* **Record list**:
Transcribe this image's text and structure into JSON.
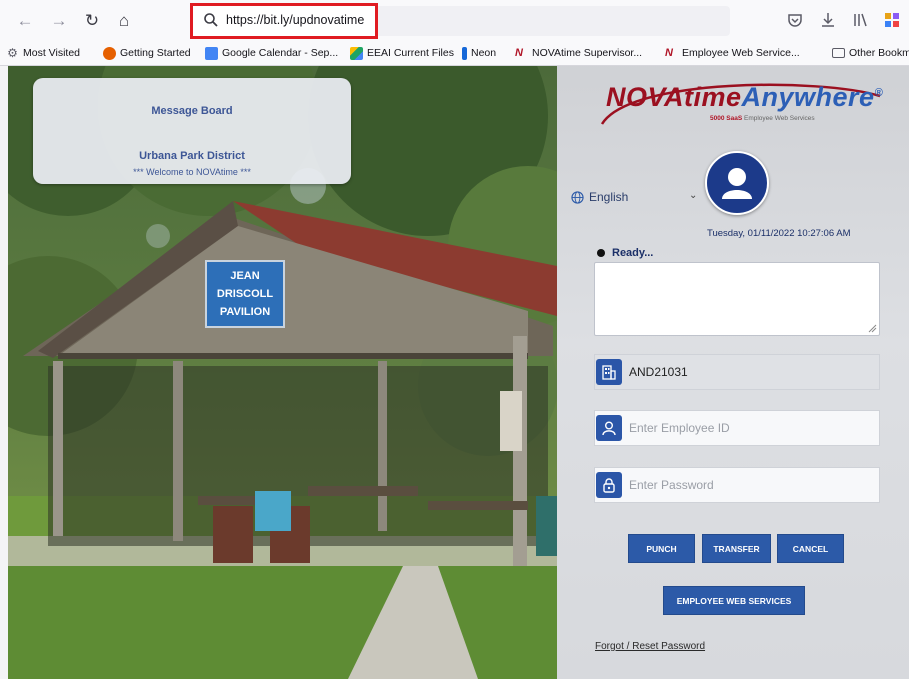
{
  "browser": {
    "url": "https://bit.ly/updnovatime",
    "bookmarks": [
      {
        "label": "Most Visited",
        "icon": "gear-icon",
        "color": "#5b5b66"
      },
      {
        "label": "Getting Started",
        "icon": "firefox-icon",
        "color": "#e66000"
      },
      {
        "label": "Google Calendar - Sep...",
        "icon": "calendar-icon",
        "color": "#4285f4"
      },
      {
        "label": "EEAI Current Files",
        "icon": "drive-icon",
        "color": "#1fa463"
      },
      {
        "label": "Neon",
        "icon": "neon-icon",
        "color": "#1668d8"
      },
      {
        "label": "NOVAtime Supervisor...",
        "icon": "novatime-icon",
        "color": "#b01527"
      },
      {
        "label": "Employee Web Service...",
        "icon": "novatime-icon",
        "color": "#b01527"
      },
      {
        "label": "Other Bookm",
        "icon": "folder-icon",
        "color": "#5b5b66"
      }
    ]
  },
  "message_board": {
    "title": "Message Board",
    "line1": "Urbana Park District",
    "line2": "*** Welcome to NOVAtime ***"
  },
  "photo": {
    "sign_lines": [
      "JEAN",
      "DRISCOLL",
      "PAVILION"
    ]
  },
  "login": {
    "logo_part1": "NOVAtime",
    "logo_part2": "Anywhere",
    "logo_reg": "®",
    "logo_sub_bold": "5000 SaaS",
    "logo_sub_rest": "Employee Web Services",
    "language": "English",
    "datetime": "Tuesday, 01/11/2022 10:27:06 AM",
    "status": "Ready...",
    "company_code": "AND21031",
    "employee_placeholder": "Enter Employee ID",
    "password_placeholder": "Enter Password",
    "buttons": {
      "punch": "PUNCH",
      "transfer": "TRANSFER",
      "cancel": "CANCEL",
      "employee_web_services": "EMPLOYEE WEB SERVICES"
    },
    "forgot_link": "Forgot / Reset Password"
  },
  "colors": {
    "accent": "#2c5aa8",
    "brand_red": "#9b1020",
    "brand_blue": "#2c5fb6",
    "url_highlight": "#e01b22"
  }
}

* **What you have to do**: Copy all the lines of data exactly as they appear, dropping any images.

* **Written response**:
Transcribe this image's text and structure into JSON.
{
  "browser": {
    "url": "https://bit.ly/updnovatime",
    "bookmarks": [
      {
        "label": "Most Visited",
        "icon": "gear-icon",
        "color": "#5b5b66"
      },
      {
        "label": "Getting Started",
        "icon": "firefox-icon",
        "color": "#e66000"
      },
      {
        "label": "Google Calendar - Sep...",
        "icon": "calendar-icon",
        "color": "#4285f4"
      },
      {
        "label": "EEAI Current Files",
        "icon": "drive-icon",
        "color": "#1fa463"
      },
      {
        "label": "Neon",
        "icon": "neon-icon",
        "color": "#1668d8"
      },
      {
        "label": "NOVAtime Supervisor...",
        "icon": "novatime-icon",
        "color": "#b01527"
      },
      {
        "label": "Employee Web Service...",
        "icon": "novatime-icon",
        "color": "#b01527"
      },
      {
        "label": "Other Bookm",
        "icon": "folder-icon",
        "color": "#5b5b66"
      }
    ]
  },
  "message_board": {
    "title": "Message Board",
    "line1": "Urbana Park District",
    "line2": "*** Welcome to NOVAtime ***"
  },
  "photo": {
    "sign_lines": [
      "JEAN",
      "DRISCOLL",
      "PAVILION"
    ]
  },
  "login": {
    "logo_part1": "NOVAtime",
    "logo_part2": "Anywhere",
    "logo_reg": "®",
    "logo_sub_bold": "5000 SaaS",
    "logo_sub_rest": "Employee Web Services",
    "language": "English",
    "datetime": "Tuesday, 01/11/2022 10:27:06 AM",
    "status": "Ready...",
    "company_code": "AND21031",
    "employee_placeholder": "Enter Employee ID",
    "password_placeholder": "Enter Password",
    "buttons": {
      "punch": "PUNCH",
      "transfer": "TRANSFER",
      "cancel": "CANCEL",
      "employee_web_services": "EMPLOYEE WEB SERVICES"
    },
    "forgot_link": "Forgot / Reset Password"
  },
  "colors": {
    "accent": "#2c5aa8",
    "brand_red": "#9b1020",
    "brand_blue": "#2c5fb6",
    "url_highlight": "#e01b22"
  }
}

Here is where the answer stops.